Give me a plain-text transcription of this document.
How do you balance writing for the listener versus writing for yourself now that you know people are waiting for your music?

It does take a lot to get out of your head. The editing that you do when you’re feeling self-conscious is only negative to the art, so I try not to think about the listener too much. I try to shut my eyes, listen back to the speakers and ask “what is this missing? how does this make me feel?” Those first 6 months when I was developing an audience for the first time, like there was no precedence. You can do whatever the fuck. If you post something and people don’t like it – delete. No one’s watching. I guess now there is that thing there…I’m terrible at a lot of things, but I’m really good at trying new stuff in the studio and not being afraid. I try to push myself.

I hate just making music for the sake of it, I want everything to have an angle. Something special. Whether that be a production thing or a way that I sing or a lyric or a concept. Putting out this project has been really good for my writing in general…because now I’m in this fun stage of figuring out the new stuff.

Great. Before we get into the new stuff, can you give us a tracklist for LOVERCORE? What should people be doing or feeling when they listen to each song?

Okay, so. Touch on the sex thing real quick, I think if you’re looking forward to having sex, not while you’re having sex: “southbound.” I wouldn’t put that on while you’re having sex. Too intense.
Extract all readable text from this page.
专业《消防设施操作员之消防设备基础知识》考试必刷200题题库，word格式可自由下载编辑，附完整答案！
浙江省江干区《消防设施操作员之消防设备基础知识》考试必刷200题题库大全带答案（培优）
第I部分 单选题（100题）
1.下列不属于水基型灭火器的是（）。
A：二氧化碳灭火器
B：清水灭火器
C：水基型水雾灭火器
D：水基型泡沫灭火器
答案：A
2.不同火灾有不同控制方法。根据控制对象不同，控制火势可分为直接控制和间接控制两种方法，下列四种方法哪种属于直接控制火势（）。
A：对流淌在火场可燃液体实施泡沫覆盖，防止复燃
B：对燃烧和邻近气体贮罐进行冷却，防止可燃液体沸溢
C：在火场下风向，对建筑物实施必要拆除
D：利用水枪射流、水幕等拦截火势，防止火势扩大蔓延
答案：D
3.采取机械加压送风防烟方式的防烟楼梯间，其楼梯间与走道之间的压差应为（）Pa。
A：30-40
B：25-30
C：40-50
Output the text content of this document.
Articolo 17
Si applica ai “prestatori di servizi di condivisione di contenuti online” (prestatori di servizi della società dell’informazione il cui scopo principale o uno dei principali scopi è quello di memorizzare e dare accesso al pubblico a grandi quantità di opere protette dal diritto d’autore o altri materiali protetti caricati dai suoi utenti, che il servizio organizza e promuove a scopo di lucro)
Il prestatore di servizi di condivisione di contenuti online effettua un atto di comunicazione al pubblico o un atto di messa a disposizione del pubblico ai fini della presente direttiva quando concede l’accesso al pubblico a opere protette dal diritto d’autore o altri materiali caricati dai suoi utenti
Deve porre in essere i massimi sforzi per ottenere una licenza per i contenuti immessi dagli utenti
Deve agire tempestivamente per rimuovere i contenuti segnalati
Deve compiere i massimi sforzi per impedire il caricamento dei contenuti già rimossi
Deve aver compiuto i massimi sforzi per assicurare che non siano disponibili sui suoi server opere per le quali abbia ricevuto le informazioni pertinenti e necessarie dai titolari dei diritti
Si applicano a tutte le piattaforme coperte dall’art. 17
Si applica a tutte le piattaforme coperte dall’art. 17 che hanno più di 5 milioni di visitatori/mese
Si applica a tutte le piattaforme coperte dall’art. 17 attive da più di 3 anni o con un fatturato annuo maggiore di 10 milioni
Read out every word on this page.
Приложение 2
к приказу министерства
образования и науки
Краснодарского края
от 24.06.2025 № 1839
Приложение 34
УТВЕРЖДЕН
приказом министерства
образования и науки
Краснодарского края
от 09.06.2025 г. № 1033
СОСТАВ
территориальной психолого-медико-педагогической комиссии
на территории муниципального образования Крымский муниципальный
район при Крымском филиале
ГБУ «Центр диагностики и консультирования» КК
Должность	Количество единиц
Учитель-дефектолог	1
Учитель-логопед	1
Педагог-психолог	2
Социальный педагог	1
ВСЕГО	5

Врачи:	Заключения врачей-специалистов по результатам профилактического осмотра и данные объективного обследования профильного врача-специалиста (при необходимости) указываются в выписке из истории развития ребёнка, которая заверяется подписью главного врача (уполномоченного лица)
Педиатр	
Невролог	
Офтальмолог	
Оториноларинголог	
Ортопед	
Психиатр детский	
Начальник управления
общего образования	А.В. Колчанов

════════════════════

Using the data above, reproduce every line exactly.

• [OUTPUT]
Give me a plain-text transcription of this document.
How do you balance writing for the listener versus writing for yourself now that you know people are waiting for your music?

It does take a lot to get out of your head. The editing that you do when you’re feeling self-conscious is only negative to the art, so I try not to think about the listener too much. I try to shut my eyes, listen back to the speakers and ask “what is this missing? how does this make me feel?” Those first 6 months when I was developing an audience for the first time, like there was no precedence. You can do whatever the fuck. If you post something and people don’t like it – delete. No one’s watching. I guess now there is that thing there…I’m terrible at a lot of things, but I’m really good at trying new stuff in the studio and not being afraid. I try to push myself.

I hate just making music for the sake of it, I want everything to have an angle. Something special. Whether that be a production thing or a way that I sing or a lyric or a concept. Putting out this project has been really good for my writing in general…because now I’m in this fun stage of figuring out the new stuff.

Great. Before we get into the new stuff, can you give us a tracklist for LOVERCORE? What should people be doing or feeling when they listen to each song?

Okay, so. Touch on the sex thing real quick, I think if you’re looking forward to having sex, not while you’re having sex: “southbound.” I wouldn’t put that on while you’re having sex. Too intense.
Extract all readable text from this page.
专业《消防设施操作员之消防设备基础知识》考试必刷200题题库，word格式可自由下载编辑，附完整答案！
浙江省江干区《消防设施操作员之消防设备基础知识》考试必刷200题题库大全带答案（培优）
第I部分 单选题（100题）
1.下列不属于水基型灭火器的是（）。
A：二氧化碳灭火器
B：清水灭火器
C：水基型水雾灭火器
D：水基型泡沫灭火器
答案：A
2.不同火灾有不同控制方法。根据控制对象不同，控制火势可分为直接控制和间接控制两种方法，下列四种方法哪种属于直接控制火势（）。
A：对流淌在火场可燃液体实施泡沫覆盖，防止复燃
B：对燃烧和邻近气体贮罐进行冷却，防止可燃液体沸溢
C：在火场下风向，对建筑物实施必要拆除
D：利用水枪射流、水幕等拦截火势，防止火势扩大蔓延
答案：D
3.采取机械加压送风防烟方式的防烟楼梯间，其楼梯间与走道之间的压差应为（）Pa。
A：30-40
B：25-30
C：40-50
Output the text content of this document.
Articolo 17
Si applica ai “prestatori di servizi di condivisione di contenuti online” (prestatori di servizi della società dell’informazione il cui scopo principale o uno dei principali scopi è quello di memorizzare e dare accesso al pubblico a grandi quantità di opere protette dal diritto d’autore o altri materiali protetti caricati dai suoi utenti, che il servizio organizza e promuove a scopo di lucro)
Il prestatore di servizi di condivisione di contenuti online effettua un atto di comunicazione al pubblico o un atto di messa a disposizione del pubblico ai fini della presente direttiva quando concede l’accesso al pubblico a opere protette dal diritto d’autore o altri materiali caricati dai suoi utenti
Deve porre in essere i massimi sforzi per ottenere una licenza per i contenuti immessi dagli utenti
Deve agire tempestivamente per rimuovere i contenuti segnalati
Deve compiere i massimi sforzi per impedire il caricamento dei contenuti già rimossi
Deve aver compiuto i massimi sforzi per assicurare che non siano disponibili sui suoi server opere per le quali abbia ricevuto le informazioni pertinenti e necessarie dai titolari dei diritti
Si applicano a tutte le piattaforme coperte dall’art. 17
Si applica a tutte le piattaforme coperte dall’art. 17 che hanno più di 5 milioni di visitatori/mese
Si applica a tutte le piattaforme coperte dall’art. 17 attive da più di 3 anni o con un fatturato annuo maggiore di 10 milioni
Read out every word on this page.
Приложение 2
к приказу министерства
образования и науки
Краснодарского края
от 24.06.2025 № 1839
Приложение 34
УТВЕРЖДЕН
приказом министерства
образования и науки
Краснодарского края
от 09.06.2025 г. № 1033
СОСТАВ
территориальной психолого-медико-педагогической комиссии
на территории муниципального образования Крымский муниципальный
район при Крымском филиале
ГБУ «Центр диагностики и консультирования» КК
Должность	Количество единиц
Учитель-дефектолог	1
Учитель-логопед	1
Педагог-психолог	2
Социальный педагог	1
ВСЕГО	5

Врачи:	Заключения врачей-специалистов по результатам профилактического осмотра и данные объективного обследования профильного врача-специалиста (при необходимости) указываются в выписке из истории развития ребёнка, которая заверяется подписью главного врача (уполномоченного лица)
Педиатр	
Невролог	
Офтальмолог	
Оториноларинголог	
Ортопед	
Психиатр детский	
Начальник управления
общего образования	А.В. Колчанов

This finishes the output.